» WRITTEN INSTRUCTION: What follows is a set of entries. Repeat them exactly, but not their pictures.

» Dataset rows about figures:
►

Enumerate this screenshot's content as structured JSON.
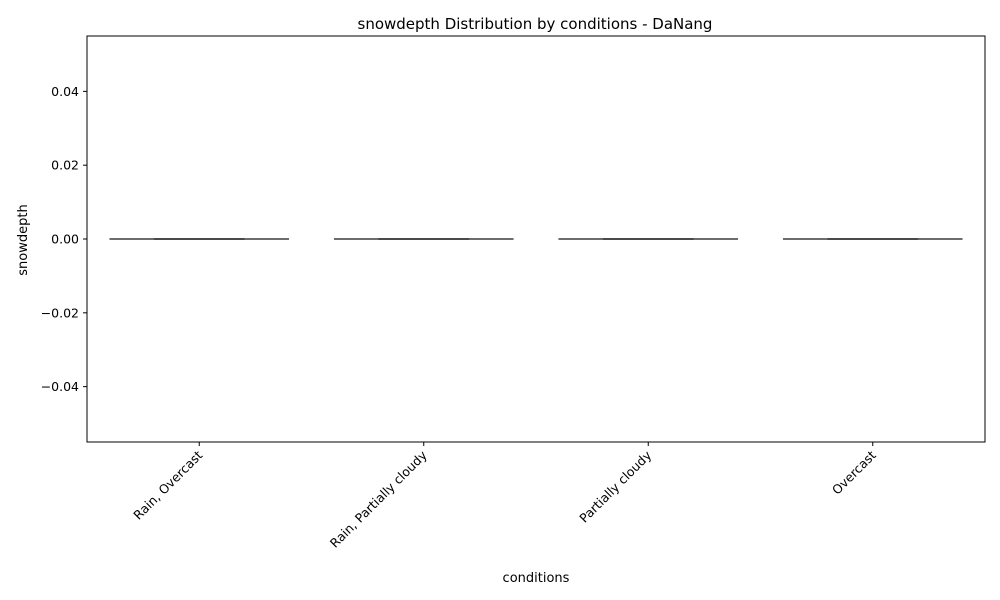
{
  "chart_data": {
    "type": "box",
    "title": "snowdepth Distribution by conditions - DaNang",
    "xlabel": "conditions",
    "ylabel": "snowdepth",
    "categories": [
      "Rain, Overcast",
      "Rain, Partially cloudy",
      "Partially cloudy",
      "Overcast"
    ],
    "boxes": [
      {
        "min": 0,
        "q1": 0,
        "median": 0,
        "q3": 0,
        "max": 0
      },
      {
        "min": 0,
        "q1": 0,
        "median": 0,
        "q3": 0,
        "max": 0
      },
      {
        "min": 0,
        "q1": 0,
        "median": 0,
        "q3": 0,
        "max": 0
      },
      {
        "min": 0,
        "q1": 0,
        "median": 0,
        "q3": 0,
        "max": 0
      }
    ],
    "ylim": [
      -0.055,
      0.055
    ],
    "yticks": [
      -0.04,
      -0.02,
      0.0,
      0.02,
      0.04
    ],
    "ytick_labels": [
      "−0.04",
      "−0.02",
      "0.00",
      "0.02",
      "0.04"
    ],
    "grid": false,
    "colors": {
      "box_line": "#3d3d3d",
      "spine": "#000000"
    }
  }
}
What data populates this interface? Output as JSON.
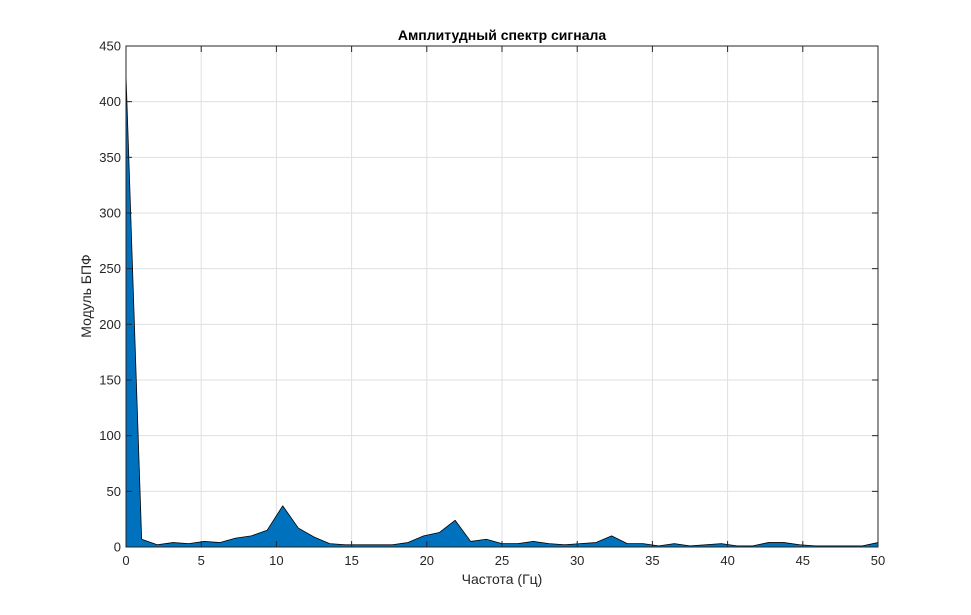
{
  "chart_data": {
    "type": "area",
    "title": "Амплитудный спектр сигнала",
    "xlabel": "Частота (Гц)",
    "ylabel": "Модуль БПФ",
    "xlim": [
      0,
      50
    ],
    "ylim": [
      0,
      450
    ],
    "xticks": [
      0,
      5,
      10,
      15,
      20,
      25,
      30,
      35,
      40,
      45,
      50
    ],
    "yticks": [
      0,
      50,
      100,
      150,
      200,
      250,
      300,
      350,
      400,
      450
    ],
    "grid": true,
    "colors": {
      "fill": "#0072BD",
      "edge": "#000000",
      "grid": "#dfdfdf",
      "axis": "#262626"
    },
    "x": [
      0,
      1.04,
      2.08,
      3.13,
      4.17,
      5.21,
      6.25,
      7.29,
      8.33,
      9.38,
      10.42,
      11.46,
      12.5,
      13.54,
      14.58,
      15.63,
      16.67,
      17.71,
      18.75,
      19.79,
      20.83,
      21.88,
      22.92,
      23.96,
      25.0,
      26.04,
      27.08,
      28.13,
      29.17,
      30.21,
      31.25,
      32.29,
      33.33,
      34.38,
      35.42,
      36.46,
      37.5,
      38.54,
      39.58,
      40.63,
      41.67,
      42.71,
      43.75,
      44.79,
      45.83,
      46.88,
      47.92,
      48.96,
      50.0
    ],
    "values": [
      424,
      7,
      2,
      4,
      3,
      5,
      4,
      8,
      10,
      15,
      37,
      17,
      9,
      3,
      2,
      2,
      2,
      2,
      4,
      10,
      13,
      24,
      5,
      7,
      3,
      3,
      5,
      3,
      2,
      3,
      4,
      10,
      3,
      3,
      1,
      3,
      1,
      2,
      3,
      1,
      1,
      4,
      4,
      2,
      1,
      1,
      1,
      1,
      4
    ]
  }
}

◄

» FINAL ANSWER:
Enumerate this screenshot's content as structured JSON.
{
  "chart_data": {
    "type": "box",
    "title": "snowdepth Distribution by conditions - DaNang",
    "xlabel": "conditions",
    "ylabel": "snowdepth",
    "categories": [
      "Rain, Overcast",
      "Rain, Partially cloudy",
      "Partially cloudy",
      "Overcast"
    ],
    "boxes": [
      {
        "min": 0,
        "q1": 0,
        "median": 0,
        "q3": 0,
        "max": 0
      },
      {
        "min": 0,
        "q1": 0,
        "median": 0,
        "q3": 0,
        "max": 0
      },
      {
        "min": 0,
        "q1": 0,
        "median": 0,
        "q3": 0,
        "max": 0
      },
      {
        "min": 0,
        "q1": 0,
        "median": 0,
        "q3": 0,
        "max": 0
      }
    ],
    "ylim": [
      -0.055,
      0.055
    ],
    "yticks": [
      -0.04,
      -0.02,
      0.0,
      0.02,
      0.04
    ],
    "ytick_labels": [
      "−0.04",
      "−0.02",
      "0.00",
      "0.02",
      "0.04"
    ],
    "grid": false,
    "colors": {
      "box_line": "#3d3d3d",
      "spine": "#000000"
    }
  }
}
What data populates this interface? Output as JSON.
{
  "chart_data": {
    "type": "area",
    "title": "Амплитудный спектр сигнала",
    "xlabel": "Частота (Гц)",
    "ylabel": "Модуль БПФ",
    "xlim": [
      0,
      50
    ],
    "ylim": [
      0,
      450
    ],
    "xticks": [
      0,
      5,
      10,
      15,
      20,
      25,
      30,
      35,
      40,
      45,
      50
    ],
    "yticks": [
      0,
      50,
      100,
      150,
      200,
      250,
      300,
      350,
      400,
      450
    ],
    "grid": true,
    "colors": {
      "fill": "#0072BD",
      "edge": "#000000",
      "grid": "#dfdfdf",
      "axis": "#262626"
    },
    "x": [
      0,
      1.04,
      2.08,
      3.13,
      4.17,
      5.21,
      6.25,
      7.29,
      8.33,
      9.38,
      10.42,
      11.46,
      12.5,
      13.54,
      14.58,
      15.63,
      16.67,
      17.71,
      18.75,
      19.79,
      20.83,
      21.88,
      22.92,
      23.96,
      25.0,
      26.04,
      27.08,
      28.13,
      29.17,
      30.21,
      31.25,
      32.29,
      33.33,
      34.38,
      35.42,
      36.46,
      37.5,
      38.54,
      39.58,
      40.63,
      41.67,
      42.71,
      43.75,
      44.79,
      45.83,
      46.88,
      47.92,
      48.96,
      50.0
    ],
    "values": [
      424,
      7,
      2,
      4,
      3,
      5,
      4,
      8,
      10,
      15,
      37,
      17,
      9,
      3,
      2,
      2,
      2,
      2,
      4,
      10,
      13,
      24,
      5,
      7,
      3,
      3,
      5,
      3,
      2,
      3,
      4,
      10,
      3,
      3,
      1,
      3,
      1,
      2,
      3,
      1,
      1,
      4,
      4,
      2,
      1,
      1,
      1,
      1,
      4
    ]
  }
}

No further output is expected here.